_What is required_
Everything from the line holding "Extract the structured" to the end of the listing below should be copied exactly, line for line, minus the pictures.

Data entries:

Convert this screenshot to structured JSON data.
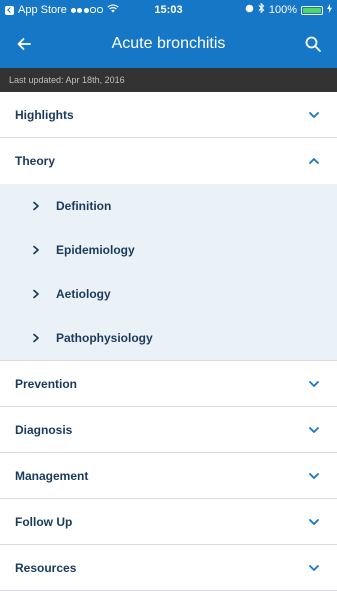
{
  "status_bar": {
    "carrier": "App Store",
    "time": "15:03",
    "battery_percent": "100%",
    "battery_level": 1.0
  },
  "nav": {
    "title": "Acute bronchitis"
  },
  "updated": "Last updated: Apr 18th, 2016",
  "sections": [
    {
      "label": "Highlights",
      "expanded": false
    },
    {
      "label": "Theory",
      "expanded": true,
      "items": [
        "Definition",
        "Epidemiology",
        "Aetiology",
        "Pathophysiology"
      ]
    },
    {
      "label": "Prevention",
      "expanded": false
    },
    {
      "label": "Diagnosis",
      "expanded": false
    },
    {
      "label": "Management",
      "expanded": false
    },
    {
      "label": "Follow Up",
      "expanded": false
    },
    {
      "label": "Resources",
      "expanded": false
    }
  ],
  "colors": {
    "header_blue": "#1677c6",
    "updated_bar": "#333333",
    "section_text": "#1a3a5c",
    "chevron": "#1677c6",
    "expanded_bg": "#eaf2f8"
  }
}
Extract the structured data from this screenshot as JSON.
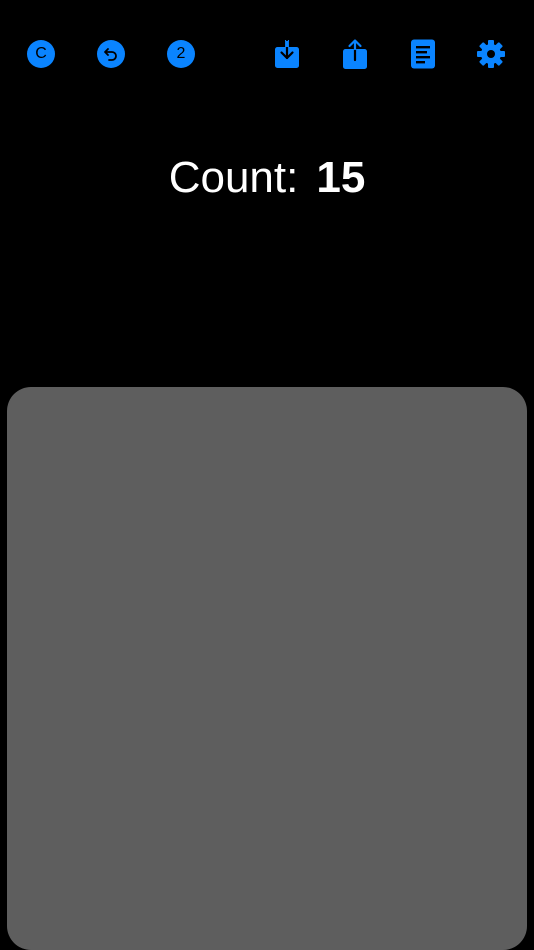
{
  "toolbar": {
    "clear_letter": "C",
    "multiplier_value": "2",
    "icons": [
      "clear-icon",
      "undo-icon",
      "multiplier-icon",
      "import-icon",
      "share-icon",
      "log-icon",
      "gear-icon"
    ]
  },
  "counter": {
    "label": "Count:",
    "value": "15"
  },
  "colors": {
    "accent": "#0a84ff",
    "background": "#000000",
    "tap_area": "#5e5e5e",
    "text": "#ffffff"
  }
}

_Result for this exercise_
Extract the structured data from this screenshot as JSON.
{
  "toolbar": {
    "clear_letter": "C",
    "multiplier_value": "2",
    "icons": [
      "clear-icon",
      "undo-icon",
      "multiplier-icon",
      "import-icon",
      "share-icon",
      "log-icon",
      "gear-icon"
    ]
  },
  "counter": {
    "label": "Count:",
    "value": "15"
  },
  "colors": {
    "accent": "#0a84ff",
    "background": "#000000",
    "tap_area": "#5e5e5e",
    "text": "#ffffff"
  }
}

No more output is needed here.